> PROBLEM STATEMENT:
Set down all of the data exactly as it appears.

> PROVIDED DATA:
** begin **

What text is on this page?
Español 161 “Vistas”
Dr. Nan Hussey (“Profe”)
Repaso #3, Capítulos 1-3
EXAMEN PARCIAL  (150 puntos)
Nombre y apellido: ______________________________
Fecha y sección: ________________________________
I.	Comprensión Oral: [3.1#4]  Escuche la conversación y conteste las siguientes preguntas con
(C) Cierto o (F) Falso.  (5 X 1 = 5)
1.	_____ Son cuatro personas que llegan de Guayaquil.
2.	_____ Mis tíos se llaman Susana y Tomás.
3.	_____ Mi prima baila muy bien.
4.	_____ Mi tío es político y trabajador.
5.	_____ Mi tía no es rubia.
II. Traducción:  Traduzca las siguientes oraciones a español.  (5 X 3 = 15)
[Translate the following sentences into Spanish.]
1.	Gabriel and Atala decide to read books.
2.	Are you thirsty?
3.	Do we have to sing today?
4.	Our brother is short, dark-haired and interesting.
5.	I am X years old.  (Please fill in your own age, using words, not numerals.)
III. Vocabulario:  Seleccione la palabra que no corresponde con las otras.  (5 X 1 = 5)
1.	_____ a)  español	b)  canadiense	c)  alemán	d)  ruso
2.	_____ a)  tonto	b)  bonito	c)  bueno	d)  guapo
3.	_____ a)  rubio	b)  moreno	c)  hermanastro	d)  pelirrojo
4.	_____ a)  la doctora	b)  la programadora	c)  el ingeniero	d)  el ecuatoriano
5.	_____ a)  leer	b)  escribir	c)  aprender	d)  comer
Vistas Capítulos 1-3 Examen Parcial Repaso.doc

** end **

> EXERCISE ANSWER:
What text is on this page?
Español 161 “Vistas”
Dr. Nan Hussey (“Profe”)
Repaso #3, Capítulos 1-3
EXAMEN PARCIAL  (150 puntos)
Nombre y apellido: ______________________________
Fecha y sección: ________________________________
I.	Comprensión Oral: [3.1#4]  Escuche la conversación y conteste las siguientes preguntas con
(C) Cierto o (F) Falso.  (5 X 1 = 5)
1.	_____ Son cuatro personas que llegan de Guayaquil.
2.	_____ Mis tíos se llaman Susana y Tomás.
3.	_____ Mi prima baila muy bien.
4.	_____ Mi tío es político y trabajador.
5.	_____ Mi tía no es rubia.
II. Traducción:  Traduzca las siguientes oraciones a español.  (5 X 3 = 15)
[Translate the following sentences into Spanish.]
1.	Gabriel and Atala decide to read books.
2.	Are you thirsty?
3.	Do we have to sing today?
4.	Our brother is short, dark-haired and interesting.
5.	I am X years old.  (Please fill in your own age, using words, not numerals.)
III. Vocabulario:  Seleccione la palabra que no corresponde con las otras.  (5 X 1 = 5)
1.	_____ a)  español	b)  canadiense	c)  alemán	d)  ruso
2.	_____ a)  tonto	b)  bonito	c)  bueno	d)  guapo
3.	_____ a)  rubio	b)  moreno	c)  hermanastro	d)  pelirrojo
4.	_____ a)  la doctora	b)  la programadora	c)  el ingeniero	d)  el ecuatoriano
5.	_____ a)  leer	b)  escribir	c)  aprender	d)  comer
Vistas Capítulos 1-3 Examen Parcial Repaso.doc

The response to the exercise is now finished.